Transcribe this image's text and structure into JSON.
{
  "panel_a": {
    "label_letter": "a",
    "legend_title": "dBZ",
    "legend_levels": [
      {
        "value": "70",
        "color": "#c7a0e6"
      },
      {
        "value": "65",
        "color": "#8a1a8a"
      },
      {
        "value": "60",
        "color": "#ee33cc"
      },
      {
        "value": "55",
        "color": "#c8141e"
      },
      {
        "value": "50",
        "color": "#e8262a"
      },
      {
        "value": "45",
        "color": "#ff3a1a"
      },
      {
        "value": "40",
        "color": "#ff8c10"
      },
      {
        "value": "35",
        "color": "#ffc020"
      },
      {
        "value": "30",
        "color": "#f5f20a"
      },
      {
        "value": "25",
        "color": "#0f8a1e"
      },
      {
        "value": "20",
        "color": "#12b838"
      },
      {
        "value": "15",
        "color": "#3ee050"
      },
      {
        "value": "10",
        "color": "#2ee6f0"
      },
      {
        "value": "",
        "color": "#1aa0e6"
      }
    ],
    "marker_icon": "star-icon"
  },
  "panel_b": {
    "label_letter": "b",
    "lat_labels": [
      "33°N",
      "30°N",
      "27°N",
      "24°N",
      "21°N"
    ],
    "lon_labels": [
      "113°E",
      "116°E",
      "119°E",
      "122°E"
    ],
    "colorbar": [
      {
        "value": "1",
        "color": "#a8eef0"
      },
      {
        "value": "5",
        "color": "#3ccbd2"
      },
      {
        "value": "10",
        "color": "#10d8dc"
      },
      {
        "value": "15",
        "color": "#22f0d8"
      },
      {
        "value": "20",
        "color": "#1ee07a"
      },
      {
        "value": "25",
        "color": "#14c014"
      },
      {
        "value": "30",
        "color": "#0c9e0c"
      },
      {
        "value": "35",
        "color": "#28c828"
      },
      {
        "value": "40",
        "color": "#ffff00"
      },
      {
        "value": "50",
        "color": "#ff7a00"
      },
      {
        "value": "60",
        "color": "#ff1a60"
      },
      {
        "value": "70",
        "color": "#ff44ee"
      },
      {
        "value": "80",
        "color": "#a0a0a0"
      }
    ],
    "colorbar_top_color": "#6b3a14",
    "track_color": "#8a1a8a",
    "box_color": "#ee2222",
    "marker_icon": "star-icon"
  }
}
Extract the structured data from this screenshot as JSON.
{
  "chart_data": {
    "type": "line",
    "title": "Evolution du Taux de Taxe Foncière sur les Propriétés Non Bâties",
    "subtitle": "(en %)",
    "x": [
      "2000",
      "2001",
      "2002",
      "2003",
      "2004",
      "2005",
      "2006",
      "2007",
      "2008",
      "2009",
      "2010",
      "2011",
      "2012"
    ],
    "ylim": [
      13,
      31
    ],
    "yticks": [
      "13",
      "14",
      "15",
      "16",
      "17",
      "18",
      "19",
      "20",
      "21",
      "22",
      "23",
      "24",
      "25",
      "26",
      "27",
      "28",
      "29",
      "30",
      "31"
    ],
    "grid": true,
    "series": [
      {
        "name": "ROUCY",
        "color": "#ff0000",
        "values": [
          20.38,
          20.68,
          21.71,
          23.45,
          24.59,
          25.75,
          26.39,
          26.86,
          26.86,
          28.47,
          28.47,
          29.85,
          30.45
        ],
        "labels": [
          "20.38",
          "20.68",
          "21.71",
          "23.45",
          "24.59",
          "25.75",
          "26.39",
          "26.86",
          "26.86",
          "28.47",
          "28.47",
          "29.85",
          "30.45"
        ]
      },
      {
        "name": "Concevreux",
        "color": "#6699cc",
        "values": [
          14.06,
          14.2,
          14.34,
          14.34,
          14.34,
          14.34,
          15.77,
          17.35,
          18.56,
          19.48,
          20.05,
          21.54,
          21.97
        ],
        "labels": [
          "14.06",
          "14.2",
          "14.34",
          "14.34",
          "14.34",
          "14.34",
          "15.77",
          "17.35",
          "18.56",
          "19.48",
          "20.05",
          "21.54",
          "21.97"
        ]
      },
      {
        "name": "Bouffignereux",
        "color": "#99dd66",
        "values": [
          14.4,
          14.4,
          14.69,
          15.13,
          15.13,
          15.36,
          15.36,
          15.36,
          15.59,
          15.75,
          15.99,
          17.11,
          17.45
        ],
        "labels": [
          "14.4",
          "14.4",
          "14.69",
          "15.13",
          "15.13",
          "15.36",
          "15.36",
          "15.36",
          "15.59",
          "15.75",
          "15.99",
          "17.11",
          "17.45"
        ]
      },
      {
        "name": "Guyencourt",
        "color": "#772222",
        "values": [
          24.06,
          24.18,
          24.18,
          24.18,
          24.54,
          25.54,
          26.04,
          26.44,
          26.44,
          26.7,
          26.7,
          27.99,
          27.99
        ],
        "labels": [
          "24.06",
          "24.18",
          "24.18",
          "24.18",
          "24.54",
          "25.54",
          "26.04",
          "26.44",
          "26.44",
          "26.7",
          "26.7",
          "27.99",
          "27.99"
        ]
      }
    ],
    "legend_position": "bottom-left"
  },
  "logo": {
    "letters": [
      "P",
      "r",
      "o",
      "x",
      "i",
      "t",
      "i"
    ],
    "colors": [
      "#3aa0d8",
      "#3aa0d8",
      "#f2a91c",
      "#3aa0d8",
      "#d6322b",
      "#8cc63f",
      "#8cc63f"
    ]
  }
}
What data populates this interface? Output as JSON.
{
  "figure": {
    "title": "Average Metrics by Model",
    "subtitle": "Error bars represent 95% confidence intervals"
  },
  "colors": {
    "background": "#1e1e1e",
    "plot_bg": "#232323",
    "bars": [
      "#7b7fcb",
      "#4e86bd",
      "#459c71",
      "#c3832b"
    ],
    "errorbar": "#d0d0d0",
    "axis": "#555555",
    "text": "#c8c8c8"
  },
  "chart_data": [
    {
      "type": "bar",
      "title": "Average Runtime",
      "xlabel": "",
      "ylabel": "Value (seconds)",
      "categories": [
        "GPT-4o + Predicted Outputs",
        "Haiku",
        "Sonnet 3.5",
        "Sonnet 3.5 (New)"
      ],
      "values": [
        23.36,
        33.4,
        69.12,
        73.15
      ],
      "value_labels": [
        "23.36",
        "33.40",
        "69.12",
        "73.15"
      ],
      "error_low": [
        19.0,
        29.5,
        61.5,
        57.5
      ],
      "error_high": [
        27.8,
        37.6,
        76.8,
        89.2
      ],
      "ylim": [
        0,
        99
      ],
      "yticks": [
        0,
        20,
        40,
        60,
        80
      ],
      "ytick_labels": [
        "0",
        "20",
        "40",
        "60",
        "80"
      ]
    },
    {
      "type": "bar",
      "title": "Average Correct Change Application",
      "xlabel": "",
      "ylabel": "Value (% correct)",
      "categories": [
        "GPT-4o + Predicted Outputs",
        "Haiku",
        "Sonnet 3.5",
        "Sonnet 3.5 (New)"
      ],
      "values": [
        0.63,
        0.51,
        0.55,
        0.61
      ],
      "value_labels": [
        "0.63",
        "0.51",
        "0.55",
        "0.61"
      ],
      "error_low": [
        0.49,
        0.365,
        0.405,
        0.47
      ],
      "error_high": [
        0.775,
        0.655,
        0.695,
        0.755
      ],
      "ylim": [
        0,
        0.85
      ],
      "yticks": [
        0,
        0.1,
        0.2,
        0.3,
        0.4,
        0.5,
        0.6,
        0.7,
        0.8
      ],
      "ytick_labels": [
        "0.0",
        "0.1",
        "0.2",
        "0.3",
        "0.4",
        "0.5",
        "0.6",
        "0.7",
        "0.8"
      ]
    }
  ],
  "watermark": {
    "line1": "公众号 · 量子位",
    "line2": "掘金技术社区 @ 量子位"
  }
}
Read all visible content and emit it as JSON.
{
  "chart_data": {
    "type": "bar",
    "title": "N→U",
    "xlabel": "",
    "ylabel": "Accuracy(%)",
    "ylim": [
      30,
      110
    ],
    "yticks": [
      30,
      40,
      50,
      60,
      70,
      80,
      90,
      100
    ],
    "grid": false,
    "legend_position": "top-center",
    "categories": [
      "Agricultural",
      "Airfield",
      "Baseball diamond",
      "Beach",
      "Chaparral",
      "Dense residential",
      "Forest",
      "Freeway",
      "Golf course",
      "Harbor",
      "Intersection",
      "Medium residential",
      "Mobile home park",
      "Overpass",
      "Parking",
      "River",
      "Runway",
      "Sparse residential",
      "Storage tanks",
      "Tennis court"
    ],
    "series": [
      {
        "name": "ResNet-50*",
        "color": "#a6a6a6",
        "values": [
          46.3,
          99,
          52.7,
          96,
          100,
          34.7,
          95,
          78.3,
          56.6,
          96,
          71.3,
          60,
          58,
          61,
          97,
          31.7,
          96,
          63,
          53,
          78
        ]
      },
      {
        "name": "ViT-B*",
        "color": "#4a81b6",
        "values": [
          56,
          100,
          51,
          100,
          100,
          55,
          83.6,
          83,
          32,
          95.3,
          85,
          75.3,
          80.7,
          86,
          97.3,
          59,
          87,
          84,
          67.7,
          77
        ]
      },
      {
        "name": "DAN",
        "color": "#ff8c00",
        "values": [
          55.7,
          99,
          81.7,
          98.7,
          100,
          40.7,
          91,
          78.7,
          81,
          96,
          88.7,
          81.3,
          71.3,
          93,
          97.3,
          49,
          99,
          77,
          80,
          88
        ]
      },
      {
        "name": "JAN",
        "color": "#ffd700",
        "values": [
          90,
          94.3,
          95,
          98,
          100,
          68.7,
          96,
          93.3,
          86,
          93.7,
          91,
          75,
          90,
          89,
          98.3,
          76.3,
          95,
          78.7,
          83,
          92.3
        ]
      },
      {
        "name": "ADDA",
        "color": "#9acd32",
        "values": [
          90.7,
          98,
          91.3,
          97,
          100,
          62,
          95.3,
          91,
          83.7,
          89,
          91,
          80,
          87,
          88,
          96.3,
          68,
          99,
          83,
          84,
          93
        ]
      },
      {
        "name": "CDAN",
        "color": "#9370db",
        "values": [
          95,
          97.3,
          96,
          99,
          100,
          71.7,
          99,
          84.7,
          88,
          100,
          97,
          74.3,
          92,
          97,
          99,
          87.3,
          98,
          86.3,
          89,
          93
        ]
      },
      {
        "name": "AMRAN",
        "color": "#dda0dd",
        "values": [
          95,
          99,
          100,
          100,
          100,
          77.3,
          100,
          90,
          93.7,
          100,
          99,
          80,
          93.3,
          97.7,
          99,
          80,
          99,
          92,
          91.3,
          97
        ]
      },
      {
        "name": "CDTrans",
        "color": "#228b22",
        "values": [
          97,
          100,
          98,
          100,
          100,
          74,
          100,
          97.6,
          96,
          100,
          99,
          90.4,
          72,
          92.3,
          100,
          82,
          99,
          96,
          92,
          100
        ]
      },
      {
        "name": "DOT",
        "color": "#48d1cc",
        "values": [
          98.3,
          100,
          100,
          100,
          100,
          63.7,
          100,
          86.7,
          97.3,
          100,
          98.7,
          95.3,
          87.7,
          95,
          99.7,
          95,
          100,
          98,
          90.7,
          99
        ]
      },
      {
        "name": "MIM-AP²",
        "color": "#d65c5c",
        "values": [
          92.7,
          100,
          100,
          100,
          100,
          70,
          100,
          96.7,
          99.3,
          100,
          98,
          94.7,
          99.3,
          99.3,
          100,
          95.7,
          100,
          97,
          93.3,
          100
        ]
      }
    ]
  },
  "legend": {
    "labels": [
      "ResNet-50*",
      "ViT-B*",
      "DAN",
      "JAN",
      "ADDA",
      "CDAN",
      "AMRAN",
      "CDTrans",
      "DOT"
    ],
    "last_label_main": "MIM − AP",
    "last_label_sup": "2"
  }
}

(What the task asks):
Your task is to gather every line with the word "this" and copy it.

(Worked solution):
Transcribe this image's text and structure into JSON.
Extract the structured data from this screenshot as JSON.
What data populates this interface? Output as JSON.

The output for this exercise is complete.